<<<<
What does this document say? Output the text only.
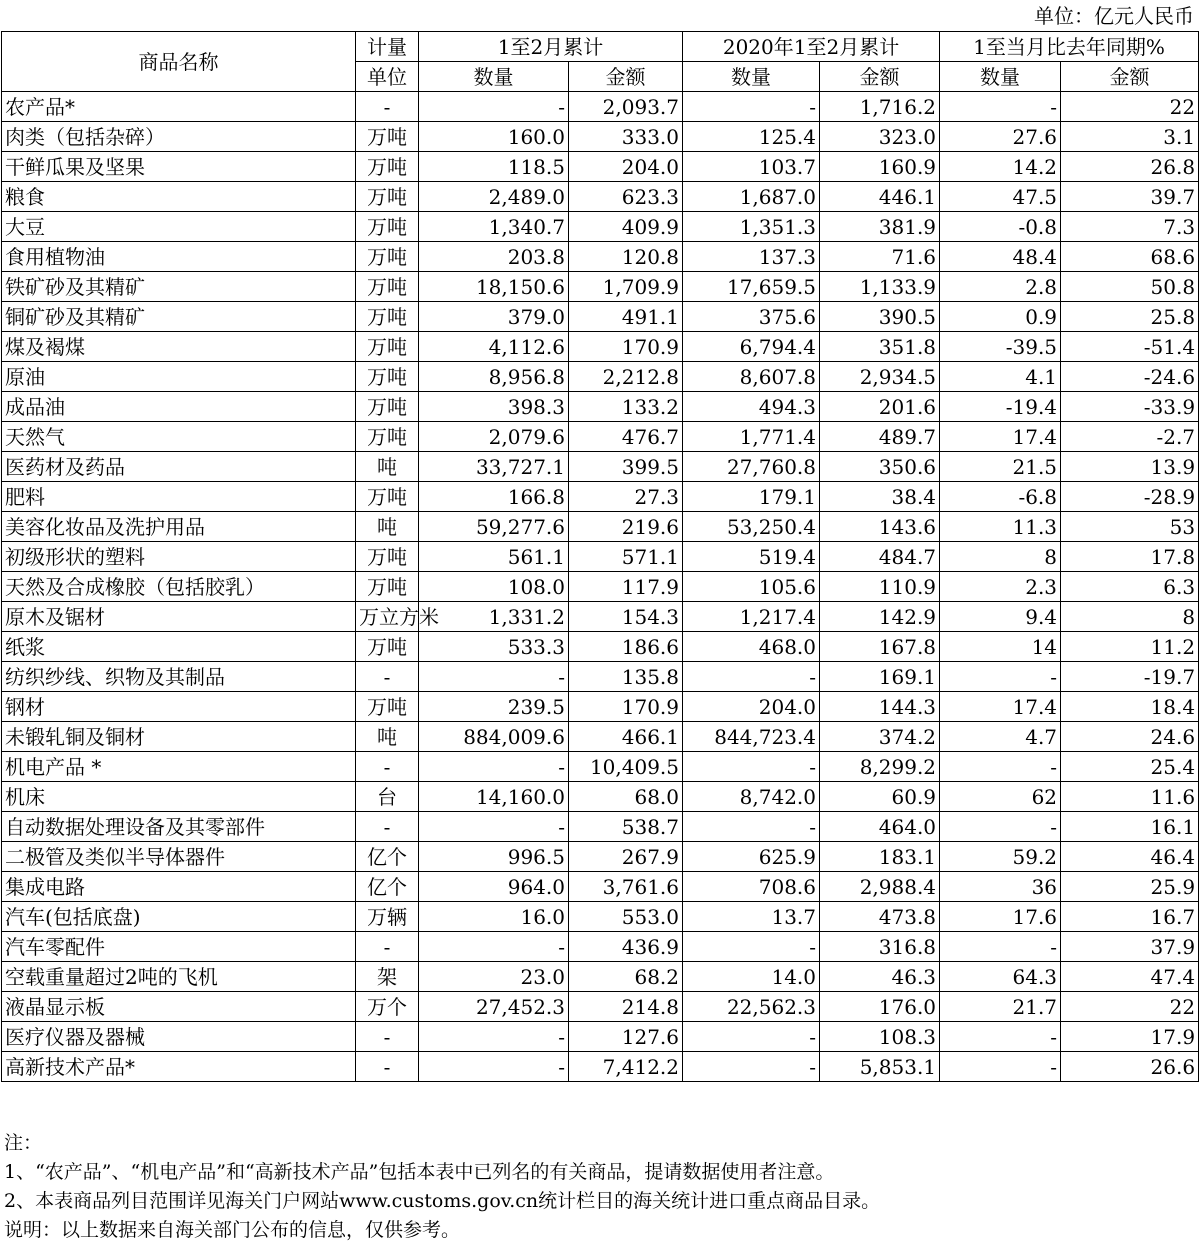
单位：亿元人民币
商品名称	计量	1至2月累计		2020年1至2月累计		1至当月比去年同期%	
	单位	数量	金额	数量	金额	数量	金额
农产品*	-	-	2,093.7	-	1,716.2	-	22
肉类（包括杂碎）	万吨	160.0	333.0	125.4	323.0	27.6	3.1
干鲜瓜果及坚果	万吨	118.5	204.0	103.7	160.9	14.2	26.8
粮食	万吨	2,489.0	623.3	1,687.0	446.1	47.5	39.7
大豆	万吨	1,340.7	409.9	1,351.3	381.9	-0.8	7.3
食用植物油	万吨	203.8	120.8	137.3	71.6	48.4	68.6
铁矿砂及其精矿	万吨	18,150.6	1,709.9	17,659.5	1,133.9	2.8	50.8
铜矿砂及其精矿	万吨	379.0	491.1	375.6	390.5	0.9	25.8
煤及褐煤	万吨	4,112.6	170.9	6,794.4	351.8	-39.5	-51.4
原油	万吨	8,956.8	2,212.8	8,607.8	2,934.5	4.1	-24.6
成品油	万吨	398.3	133.2	494.3	201.6	-19.4	-33.9
天然气	万吨	2,079.6	476.7	1,771.4	489.7	17.4	-2.7
医药材及药品	吨	33,727.1	399.5	27,760.8	350.6	21.5	13.9
肥料	万吨	166.8	27.3	179.1	38.4	-6.8	-28.9
美容化妆品及洗护用品	吨	59,277.6	219.6	53,250.4	143.6	11.3	53
初级形状的塑料	万吨	561.1	571.1	519.4	484.7	8	17.8
天然及合成橡胶（包括胶乳）	万吨	108.0	117.9	105.6	110.9	2.3	6.3
原木及锯材	万立方米	1,331.2	154.3	1,217.4	142.9	9.4	8
纸浆	万吨	533.3	186.6	468.0	167.8	14	11.2
纺织纱线、织物及其制品	-	-	135.8	-	169.1	-	-19.7
钢材	万吨	239.5	170.9	204.0	144.3	17.4	18.4
未锻轧铜及铜材	吨	884,009.6	466.1	844,723.4	374.2	4.7	24.6
机电产品 *	-	-	10,409.5	-	8,299.2	-	25.4
机床	台	14,160.0	68.0	8,742.0	60.9	62	11.6
自动数据处理设备及其零部件	-	-	538.7	-	464.0	-	16.1
二极管及类似半导体器件	亿个	996.5	267.9	625.9	183.1	59.2	46.4
集成电路	亿个	964.0	3,761.6	708.6	2,988.4	36	25.9
汽车(包括底盘)	万辆	16.0	553.0	13.7	473.8	17.6	16.7
汽车零配件	-	-	436.9	-	316.8	-	37.9
空载重量超过2吨的飞机	架	23.0	68.2	14.0	46.3	64.3	47.4
液晶显示板	万个	27,452.3	214.8	22,562.3	176.0	21.7	22
医疗仪器及器械	-	-	127.6	-	108.3	-	17.9
高新技术产品*	-	-	7,412.2	-	5,853.1	-	26.6
注：
1、“农产品”、“机电产品”和“高新技术产品”包括本表中已列名的有关商品，提请数据使用者注意。
2、本表商品列目范围详见海关门户网站www.customs.gov.cn统计栏目的海关统计进口重点商品目录。
说明：以上数据来自海关部门公布的信息，仅供参考。
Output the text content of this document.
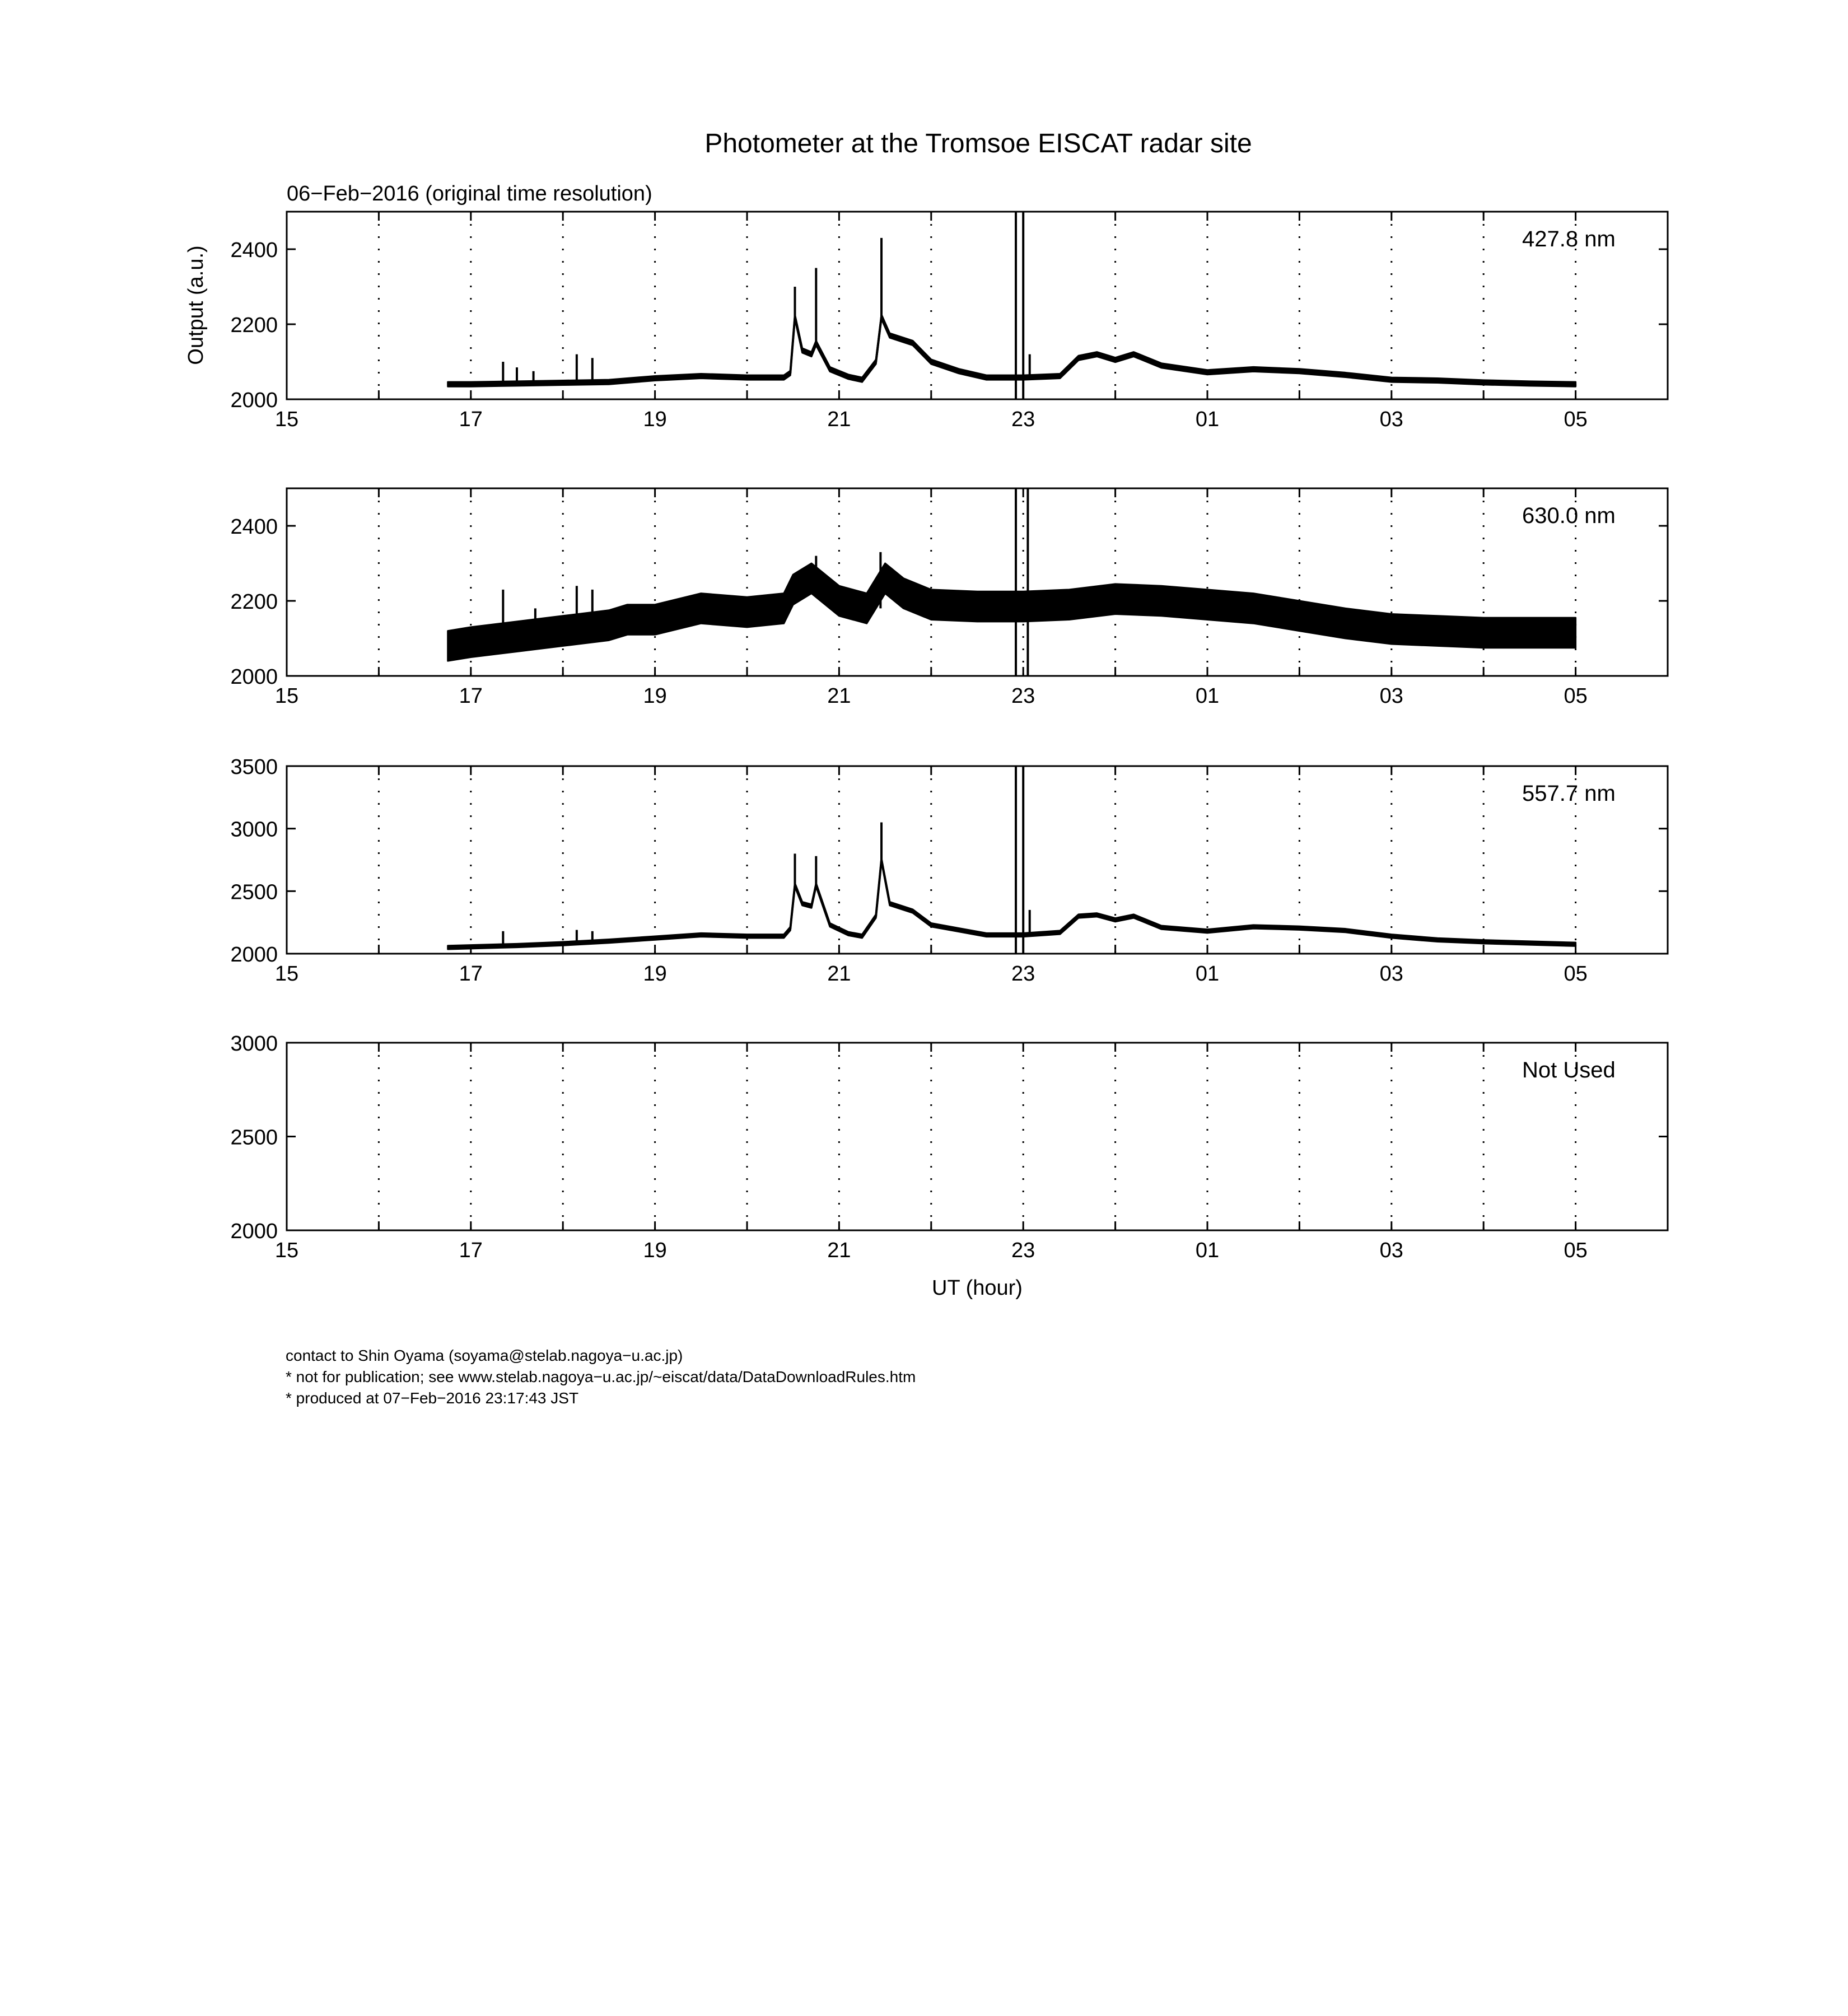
Photometer at the Tromsoe EISCAT radar site
06−Feb−2016 (original time resolution)
Output (a.u.)
UT (hour)
15	17	19	21	23	01	03	05
2000
2200
2400	427.8 nm
15	17	19	21	23	01	03	05
2000
2200
2400	630.0 nm
15	17	19	21	23	01	03	05
2000
2500
3000
3500
557.7 nm
15	17	19	21	23	01	03	05
2000
2500
3000
Not Used
contact to Shin Oyama (soyama@stelab.nagoya−u.ac.jp)
* not for publication; see www.stelab.nagoya−u.ac.jp/~eiscat/data/DataDownloadRules.htm
* produced at 07−Feb−2016 23:17:43 JST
>>>>
EXERCISE AIM
What is the number of lines in this material that hold the string "高新技术产品"? Answer with that number only.

ANSWER TO THIS TASK
2